-- Begin DATA ENTRIES --

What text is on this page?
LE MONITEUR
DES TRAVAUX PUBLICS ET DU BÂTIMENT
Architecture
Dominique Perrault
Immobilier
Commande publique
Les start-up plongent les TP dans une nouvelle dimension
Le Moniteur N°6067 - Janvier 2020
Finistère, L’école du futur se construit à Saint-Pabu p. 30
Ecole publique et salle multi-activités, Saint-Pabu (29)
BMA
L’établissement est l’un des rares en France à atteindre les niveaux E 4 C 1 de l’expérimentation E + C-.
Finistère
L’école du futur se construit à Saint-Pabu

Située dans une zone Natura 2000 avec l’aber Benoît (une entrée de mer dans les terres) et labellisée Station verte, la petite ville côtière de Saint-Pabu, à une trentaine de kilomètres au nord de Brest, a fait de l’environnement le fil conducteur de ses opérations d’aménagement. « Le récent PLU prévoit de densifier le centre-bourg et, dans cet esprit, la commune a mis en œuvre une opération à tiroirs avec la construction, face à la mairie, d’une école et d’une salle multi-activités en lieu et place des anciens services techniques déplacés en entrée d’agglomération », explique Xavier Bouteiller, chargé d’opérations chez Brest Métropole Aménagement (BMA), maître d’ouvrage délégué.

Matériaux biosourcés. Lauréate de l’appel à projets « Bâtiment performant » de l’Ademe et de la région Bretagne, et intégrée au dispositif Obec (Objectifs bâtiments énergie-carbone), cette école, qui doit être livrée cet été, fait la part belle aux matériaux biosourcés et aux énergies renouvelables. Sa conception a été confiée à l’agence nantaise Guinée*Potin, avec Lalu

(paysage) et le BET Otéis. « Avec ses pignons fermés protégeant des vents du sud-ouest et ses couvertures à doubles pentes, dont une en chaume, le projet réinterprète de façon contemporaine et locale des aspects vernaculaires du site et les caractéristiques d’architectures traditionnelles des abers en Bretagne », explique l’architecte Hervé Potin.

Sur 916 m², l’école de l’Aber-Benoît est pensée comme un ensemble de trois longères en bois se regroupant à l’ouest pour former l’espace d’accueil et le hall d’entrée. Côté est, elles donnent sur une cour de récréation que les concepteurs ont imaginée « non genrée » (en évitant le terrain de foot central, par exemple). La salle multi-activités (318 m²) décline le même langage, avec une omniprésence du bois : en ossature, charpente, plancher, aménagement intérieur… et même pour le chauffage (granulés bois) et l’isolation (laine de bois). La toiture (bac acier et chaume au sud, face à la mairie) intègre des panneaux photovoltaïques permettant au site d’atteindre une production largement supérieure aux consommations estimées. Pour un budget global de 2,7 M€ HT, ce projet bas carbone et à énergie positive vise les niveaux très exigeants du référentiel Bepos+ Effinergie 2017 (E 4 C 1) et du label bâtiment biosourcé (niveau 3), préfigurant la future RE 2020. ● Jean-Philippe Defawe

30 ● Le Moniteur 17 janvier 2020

-- End DATA ENTRIES --

» **WHAT THE TASK ASKS**
Make an exact copy of the listing, including every line.

» **RESULT OF THE EXERCISE**
What text is on this page?
LE MONITEUR
DES TRAVAUX PUBLICS ET DU BÂTIMENT
Architecture
Dominique Perrault
Immobilier
Commande publique
Les start-up plongent les TP dans une nouvelle dimension
Le Moniteur N°6067 - Janvier 2020
Finistère, L’école du futur se construit à Saint-Pabu p. 30
Ecole publique et salle multi-activités, Saint-Pabu (29)
BMA
L’établissement est l’un des rares en France à atteindre les niveaux E 4 C 1 de l’expérimentation E + C-.
Finistère
L’école du futur se construit à Saint-Pabu

Située dans une zone Natura 2000 avec l’aber Benoît (une entrée de mer dans les terres) et labellisée Station verte, la petite ville côtière de Saint-Pabu, à une trentaine de kilomètres au nord de Brest, a fait de l’environnement le fil conducteur de ses opérations d’aménagement. « Le récent PLU prévoit de densifier le centre-bourg et, dans cet esprit, la commune a mis en œuvre une opération à tiroirs avec la construction, face à la mairie, d’une école et d’une salle multi-activités en lieu et place des anciens services techniques déplacés en entrée d’agglomération », explique Xavier Bouteiller, chargé d’opérations chez Brest Métropole Aménagement (BMA), maître d’ouvrage délégué.

Matériaux biosourcés. Lauréate de l’appel à projets « Bâtiment performant » de l’Ademe et de la région Bretagne, et intégrée au dispositif Obec (Objectifs bâtiments énergie-carbone), cette école, qui doit être livrée cet été, fait la part belle aux matériaux biosourcés et aux énergies renouvelables. Sa conception a été confiée à l’agence nantaise Guinée*Potin, avec Lalu

(paysage) et le BET Otéis. « Avec ses pignons fermés protégeant des vents du sud-ouest et ses couvertures à doubles pentes, dont une en chaume, le projet réinterprète de façon contemporaine et locale des aspects vernaculaires du site et les caractéristiques d’architectures traditionnelles des abers en Bretagne », explique l’architecte Hervé Potin.

Sur 916 m², l’école de l’Aber-Benoît est pensée comme un ensemble de trois longères en bois se regroupant à l’ouest pour former l’espace d’accueil et le hall d’entrée. Côté est, elles donnent sur une cour de récréation que les concepteurs ont imaginée « non genrée » (en évitant le terrain de foot central, par exemple). La salle multi-activités (318 m²) décline le même langage, avec une omniprésence du bois : en ossature, charpente, plancher, aménagement intérieur… et même pour le chauffage (granulés bois) et l’isolation (laine de bois). La toiture (bac acier et chaume au sud, face à la mairie) intègre des panneaux photovoltaïques permettant au site d’atteindre une production largement supérieure aux consommations estimées. Pour un budget global de 2,7 M€ HT, ce projet bas carbone et à énergie positive vise les niveaux très exigeants du référentiel Bepos+ Effinergie 2017 (E 4 C 1) et du label bâtiment biosourcé (niveau 3), préfigurant la future RE 2020. ● Jean-Philippe Defawe

30 ● Le Moniteur 17 janvier 2020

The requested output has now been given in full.